• _Exercises_
[1] In the passage on the muscle impedance probe, write out the text between "A new device, under" and "the underlying tissue.", inclusive.
[2] According to the passage on the muscle impedance probe, what is the approach also known as?
[3] Proceed with the passage on the muscle impedance probe, picking up after its last sentence.

• _Page text_
-------

A new device, under development by Seward Rutkove, a neurologist and scientist at Harvard Medical School, and his colleagues at MIT could provide a painless, noninvasive, and quantitative alternative. The prototype handheld probe, similar to an ultrasound probe, measures electrical impedance in the muscle, which changes depending on the health of the tissue.

The approach, also known as electric impedance myography (EIM), is a modification of the basic technology used in body composition devices to measure the percentage of fat or muscle in the body. A high-frequency electric current is applied to the skin through a set of noninvasive electrodes, while another set of skin electrodes records the resulting voltages from the tissue. The properties of the current change depend on the composition and microscopic structure of the underlying tissue.

-------

• _Recorded information_

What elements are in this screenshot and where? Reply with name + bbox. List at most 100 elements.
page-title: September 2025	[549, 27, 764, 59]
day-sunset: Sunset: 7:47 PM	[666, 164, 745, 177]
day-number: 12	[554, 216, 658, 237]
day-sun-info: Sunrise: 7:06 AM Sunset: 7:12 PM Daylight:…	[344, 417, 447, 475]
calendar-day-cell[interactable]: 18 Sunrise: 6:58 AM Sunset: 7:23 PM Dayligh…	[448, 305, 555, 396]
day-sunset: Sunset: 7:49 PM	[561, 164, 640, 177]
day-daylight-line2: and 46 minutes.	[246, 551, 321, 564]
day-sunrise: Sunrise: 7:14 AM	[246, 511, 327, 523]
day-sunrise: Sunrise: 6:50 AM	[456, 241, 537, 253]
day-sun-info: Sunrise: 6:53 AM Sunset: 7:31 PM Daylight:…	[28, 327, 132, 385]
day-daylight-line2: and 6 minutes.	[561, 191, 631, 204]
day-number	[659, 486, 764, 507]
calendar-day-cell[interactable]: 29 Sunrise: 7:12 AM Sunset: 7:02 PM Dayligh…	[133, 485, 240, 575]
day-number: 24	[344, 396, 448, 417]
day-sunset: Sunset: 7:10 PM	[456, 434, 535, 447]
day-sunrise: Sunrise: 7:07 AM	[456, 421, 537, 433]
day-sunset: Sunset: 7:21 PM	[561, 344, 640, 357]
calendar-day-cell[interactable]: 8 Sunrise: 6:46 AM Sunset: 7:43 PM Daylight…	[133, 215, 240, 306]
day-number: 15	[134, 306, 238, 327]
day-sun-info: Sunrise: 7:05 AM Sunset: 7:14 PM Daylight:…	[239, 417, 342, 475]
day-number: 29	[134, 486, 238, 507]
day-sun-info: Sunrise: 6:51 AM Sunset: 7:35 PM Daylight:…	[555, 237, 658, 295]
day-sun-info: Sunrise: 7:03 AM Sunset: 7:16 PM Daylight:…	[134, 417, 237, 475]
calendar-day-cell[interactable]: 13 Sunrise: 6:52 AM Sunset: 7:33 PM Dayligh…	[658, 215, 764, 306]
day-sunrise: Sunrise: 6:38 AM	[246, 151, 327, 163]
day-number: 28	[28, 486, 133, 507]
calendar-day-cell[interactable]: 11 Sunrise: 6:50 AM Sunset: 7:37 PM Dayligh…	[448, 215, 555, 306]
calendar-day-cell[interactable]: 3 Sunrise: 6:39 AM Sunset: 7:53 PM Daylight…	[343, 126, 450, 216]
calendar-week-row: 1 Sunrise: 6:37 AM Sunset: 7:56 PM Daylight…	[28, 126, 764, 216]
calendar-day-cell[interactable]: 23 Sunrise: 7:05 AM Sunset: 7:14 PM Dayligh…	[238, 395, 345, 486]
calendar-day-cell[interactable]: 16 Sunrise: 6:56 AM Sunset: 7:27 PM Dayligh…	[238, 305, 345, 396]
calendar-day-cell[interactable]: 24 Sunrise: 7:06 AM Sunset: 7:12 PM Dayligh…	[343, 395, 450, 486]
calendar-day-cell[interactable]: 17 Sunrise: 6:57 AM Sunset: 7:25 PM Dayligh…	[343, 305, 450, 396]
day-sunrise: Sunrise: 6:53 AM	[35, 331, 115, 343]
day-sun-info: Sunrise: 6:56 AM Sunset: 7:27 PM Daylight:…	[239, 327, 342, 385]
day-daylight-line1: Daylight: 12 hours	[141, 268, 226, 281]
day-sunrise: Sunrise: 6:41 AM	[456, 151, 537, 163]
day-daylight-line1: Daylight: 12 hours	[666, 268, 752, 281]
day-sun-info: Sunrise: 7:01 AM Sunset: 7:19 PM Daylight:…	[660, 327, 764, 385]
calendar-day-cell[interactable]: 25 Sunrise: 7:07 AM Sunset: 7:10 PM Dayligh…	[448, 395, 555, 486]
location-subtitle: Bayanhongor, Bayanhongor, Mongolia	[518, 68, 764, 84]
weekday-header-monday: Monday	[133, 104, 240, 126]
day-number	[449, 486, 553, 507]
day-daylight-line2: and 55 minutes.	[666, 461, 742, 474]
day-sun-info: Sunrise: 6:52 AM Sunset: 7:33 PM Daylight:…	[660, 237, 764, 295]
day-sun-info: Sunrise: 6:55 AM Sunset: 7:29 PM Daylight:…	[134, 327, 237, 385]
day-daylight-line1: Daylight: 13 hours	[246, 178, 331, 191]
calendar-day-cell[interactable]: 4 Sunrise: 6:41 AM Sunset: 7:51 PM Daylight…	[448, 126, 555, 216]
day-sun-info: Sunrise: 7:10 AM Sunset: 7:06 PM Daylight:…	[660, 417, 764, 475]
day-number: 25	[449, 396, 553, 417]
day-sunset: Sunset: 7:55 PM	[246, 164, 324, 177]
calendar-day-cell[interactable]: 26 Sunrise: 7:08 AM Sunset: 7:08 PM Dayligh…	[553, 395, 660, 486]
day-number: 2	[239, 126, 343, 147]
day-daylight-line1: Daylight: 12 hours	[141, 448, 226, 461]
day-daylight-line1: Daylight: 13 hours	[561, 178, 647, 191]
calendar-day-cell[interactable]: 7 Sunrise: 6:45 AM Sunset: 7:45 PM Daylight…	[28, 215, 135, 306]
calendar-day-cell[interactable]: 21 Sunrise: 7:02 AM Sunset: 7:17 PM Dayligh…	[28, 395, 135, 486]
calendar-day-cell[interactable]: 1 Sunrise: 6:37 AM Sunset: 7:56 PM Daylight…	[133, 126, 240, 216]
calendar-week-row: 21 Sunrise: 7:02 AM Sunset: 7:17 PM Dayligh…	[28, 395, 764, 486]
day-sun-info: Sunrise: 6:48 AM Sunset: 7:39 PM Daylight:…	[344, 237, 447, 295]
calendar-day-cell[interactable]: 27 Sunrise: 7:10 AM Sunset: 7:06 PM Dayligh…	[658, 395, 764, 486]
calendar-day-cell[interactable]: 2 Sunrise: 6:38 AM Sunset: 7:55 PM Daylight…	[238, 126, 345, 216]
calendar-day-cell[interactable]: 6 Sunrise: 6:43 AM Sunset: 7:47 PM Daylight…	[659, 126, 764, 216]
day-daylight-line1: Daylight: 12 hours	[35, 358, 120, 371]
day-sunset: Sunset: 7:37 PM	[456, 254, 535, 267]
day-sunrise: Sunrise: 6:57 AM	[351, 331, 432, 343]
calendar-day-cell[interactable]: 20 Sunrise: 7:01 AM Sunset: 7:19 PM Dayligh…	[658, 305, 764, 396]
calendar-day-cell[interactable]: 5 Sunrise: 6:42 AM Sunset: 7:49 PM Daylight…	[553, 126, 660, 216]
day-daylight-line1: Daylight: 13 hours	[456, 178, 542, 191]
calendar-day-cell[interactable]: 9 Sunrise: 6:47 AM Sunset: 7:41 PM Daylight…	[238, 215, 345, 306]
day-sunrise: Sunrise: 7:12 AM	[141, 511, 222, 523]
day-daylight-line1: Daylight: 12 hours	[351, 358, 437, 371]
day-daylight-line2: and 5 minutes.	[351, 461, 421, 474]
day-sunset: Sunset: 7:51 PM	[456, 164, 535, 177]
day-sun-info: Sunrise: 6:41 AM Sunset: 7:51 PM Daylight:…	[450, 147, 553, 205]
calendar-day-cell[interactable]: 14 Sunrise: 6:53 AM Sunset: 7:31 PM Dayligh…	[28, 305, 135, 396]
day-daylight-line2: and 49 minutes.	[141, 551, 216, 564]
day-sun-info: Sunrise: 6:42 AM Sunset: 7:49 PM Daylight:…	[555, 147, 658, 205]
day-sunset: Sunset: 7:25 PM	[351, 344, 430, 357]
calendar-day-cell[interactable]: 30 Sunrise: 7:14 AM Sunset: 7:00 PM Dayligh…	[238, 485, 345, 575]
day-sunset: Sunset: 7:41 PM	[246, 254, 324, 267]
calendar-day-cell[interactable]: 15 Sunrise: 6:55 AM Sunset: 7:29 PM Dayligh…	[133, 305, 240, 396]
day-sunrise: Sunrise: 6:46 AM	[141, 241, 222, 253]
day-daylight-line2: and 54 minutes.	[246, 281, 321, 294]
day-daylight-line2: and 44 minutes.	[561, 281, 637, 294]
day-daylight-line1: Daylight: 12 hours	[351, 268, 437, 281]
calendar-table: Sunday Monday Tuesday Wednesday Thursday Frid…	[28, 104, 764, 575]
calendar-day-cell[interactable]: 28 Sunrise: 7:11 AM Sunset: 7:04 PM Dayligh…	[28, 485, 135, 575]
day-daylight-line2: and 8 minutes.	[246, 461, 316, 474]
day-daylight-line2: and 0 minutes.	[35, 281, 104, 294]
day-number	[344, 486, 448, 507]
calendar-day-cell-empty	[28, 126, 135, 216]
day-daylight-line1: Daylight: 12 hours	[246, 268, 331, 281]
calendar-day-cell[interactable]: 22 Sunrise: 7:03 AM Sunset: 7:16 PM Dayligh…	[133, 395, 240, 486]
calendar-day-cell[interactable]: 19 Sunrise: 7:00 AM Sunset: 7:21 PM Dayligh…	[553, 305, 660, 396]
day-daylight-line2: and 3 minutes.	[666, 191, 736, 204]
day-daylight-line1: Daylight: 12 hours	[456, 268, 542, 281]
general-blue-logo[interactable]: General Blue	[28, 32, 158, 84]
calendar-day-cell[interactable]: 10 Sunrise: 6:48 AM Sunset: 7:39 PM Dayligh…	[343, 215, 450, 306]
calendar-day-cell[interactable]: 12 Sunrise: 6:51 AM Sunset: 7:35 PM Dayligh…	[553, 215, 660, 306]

-------

• _Answers per task_
[1]
A new device, under development by Seward Rutkove, a neurologist and scientist at Harvard Medical School, and his colleagues at MIT could provide a painless, noninvasive, and quantitative alternative. The prototype handheld probe, similar to an ultrasound probe, measures electrical impedance in the muscle, which changes depending on the health of the tissue.

The approach, also known as electric impedance myography (EIM), is a modification of the basic technology used in body composition devices to measure the percentage of fat or muscle in the body. A high-frequency electric current is applied to the skin through a set of noninvasive electrodes, while another set of skin electrodes records the resulting voltages from the tissue. The properties of the current change depend on the composition and microscopic structure of the underlying tissue.

[2] Electric impedance myography (EIM).

[3]
Muscles are made of long bundled fibers oriented in the same direction. An electrical current passes more easily when it travels parallel to the fibers; when it passes across the fibers, it encounters more cell membranes, which cause a greater delay or phase shift in the current. Rutkove’s group at Beth Israel Deaconess Medical Center has found that this phase shift varies depending on the health of the muscle, since diseased muscle has fewer cell membranes. In addition, energy is lost as the current flows through muscle, and more so when flowing across the fibers. Rutkove’s group has found that looking at both phase shift and energy loss can provide unique information on the health of the muscle, since diseased muscles have fewer muscle fibers, smaller cell membranes, and abnormal amounts of fat and water in the muscle, all of which impact these measurements.

Rutkove’s group initially made muscle measurements using off-the-shelf body composition devices modified to perform EIM. But the process required stick-on electrodes placed at several positions along a muscle, and a single body part might require multiple rounds placing the electrodes at various angles. The handheld probe, developed in collaboration with Joel Dawson’s electrical-engineering lab at MIT, makes it possible to take the measurements quickly without a need for electrodes.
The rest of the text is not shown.